Aim of the task
Gather each line of the data below that contains the string "第一之意", copying the lines in full.

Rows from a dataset

══════════

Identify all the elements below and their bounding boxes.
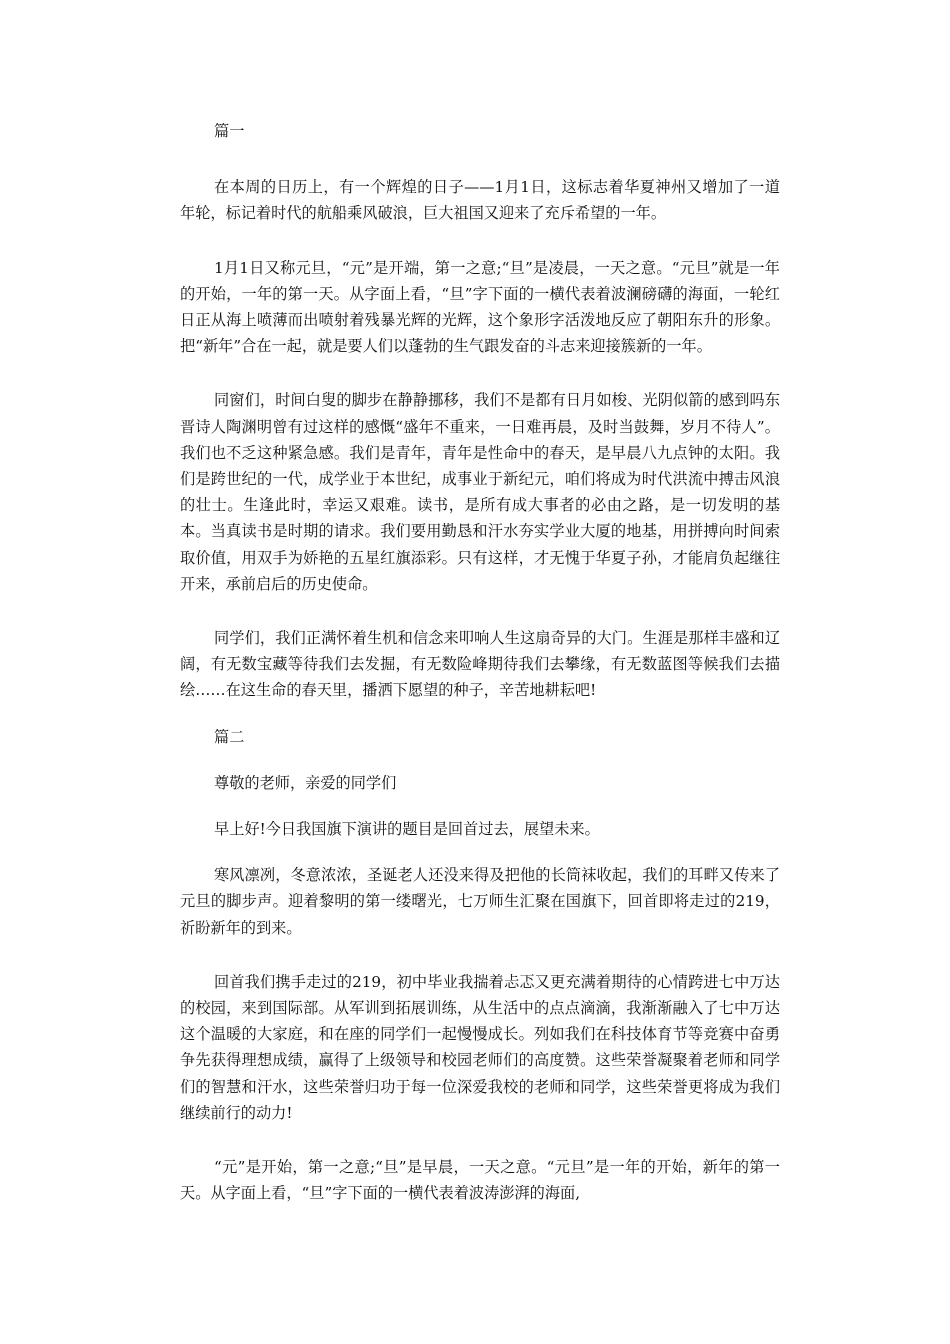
section-title-1: 篇一 [214, 122, 245, 140]
greeting: 尊敬的老师，亲爱的同学们 [214, 773, 397, 792]
paragraph: 回首我们携手走过的219，初中毕业我揣着忐忑又更充满着期待的心情跨进七中万达的校园，来到国际部。从军训到拓展训练，从生活中的点点滴滴，我渐渐融入了七中万达这个温暖的大家庭，和在座的同学们一起慢慢成长。列如我们在科技体育节等竞赛中奋勇争先获得理想成绩，赢得了上级领导和校园老师们的高度赞。这些荣誉凝聚着老师和同学们的智慧和汗水，这些荣誉归功于每一位深爱我校的老师和同学，这些荣誉更将成为我们继续前行的动力! [180, 972, 780, 1122]
paragraph: 寒风凛冽，冬意浓浓，圣诞老人还没来得及把他的长筒袜收起，我们的耳畔又传来了元旦的脚步声。迎着黎明的第一缕曙光，七万师生汇聚在国旗下，回首即将走过的219，祈盼新年的到来。 [180, 866, 780, 937]
section-title-2: 篇二 [214, 727, 245, 746]
paragraph: 1月1日又称元旦，“元”是开端，第一之意;“旦”是凌晨，一天之意。“元旦”就是一年的开始，一年的第一天。从字面上看，“旦”字下面的一横代表着波澜磅礴的海面，一轮红日正从海上喷薄而出喷射着残暴光辉的光辉，这个象形字活泼地反应了朝阳东升的形象。把“新年”合在一起，就是要人们以蓬勃的生气跟发奋的斗志来迎接簇新的一年。 [180, 258, 780, 356]
paragraph: 在本周的日历上，有一个辉煌的日子——1月1日，这标志着华夏神州又增加了一道年轮，标记着时代的航船乘风破浪，巨大祖国又迎来了充斥希望的一年。 [180, 178, 780, 223]
document-body [180, 118, 780, 1207]
paragraph: 同窗们，时间白叟的脚步在静静挪移，我们不是都有日月如梭、光阴似箭的感到吗东晋诗人陶渊明曾有过这样的感慨“盛年不重来，一日难再晨，及时当鼓舞，岁月不待人”。我们也不乏这种紧急感。我们是青年，青年是性命中的春天，是早晨八九点钟的太阳。我们是跨世纪的一代，成学业于本世纪，成事业于新纪元，咱们将成为时代洪流中搏击风浪的壮士。生逢此时，幸运又艰难。读书，是所有成大事者的必由之路，是一切发明的基本。当真读书是时期的请求。我们要用勤恳和汗水夯实学业大厦的地基，用拼搏向时间索取价值，用双手为娇艳的五星红旗添彩。只有这样，才无愧于华夏子孙，才能肩负起继往开来，承前启后的历史使命。 [180, 391, 780, 593]
opening-line: 早上好!今日我国旗下演讲的题目是回首过去，展望未来。 [214, 820, 600, 839]
paragraph: “元”是开始，第一之意;“旦”是早晨，一天之意。“元旦”是一年的开始，新年的第一天。从字面上看，“旦”字下面的一横代表着波涛澎湃的海面, [180, 1158, 780, 1203]
paragraph: 同学们，我们正满怀着生机和信念来叩响人生这扇奇异的大门。生涯是那样丰盛和辽阔，有无数宝藏等待我们去发掘，有无数险峰期待我们去攀缘，有无数蓝图等候我们去描绘……在这生命的春天里，播洒下愿望的种子，辛苦地耕耘吧! [180, 629, 780, 700]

══════════

Output
paragraph: 1月1日又称元旦，“元”是开端，第一之意;“旦”是凌晨，一天之意。“元旦”就是一年的开始，一年的第一天。从字面上看，“旦”字下面的一横代表着波澜磅礴的海面，一轮红日正从海上喷薄而出喷射着残暴光辉的光辉，这个象形字活泼地反应了朝阳东升的形象。把“新年”合在一起，就是要人们以蓬勃的生气跟发奋的斗志来迎接簇新的一年。 [180, 258, 780, 356]
paragraph: “元”是开始，第一之意;“旦”是早晨，一天之意。“元旦”是一年的开始，新年的第一天。从字面上看，“旦”字下面的一横代表着波涛澎湃的海面, [180, 1158, 780, 1203]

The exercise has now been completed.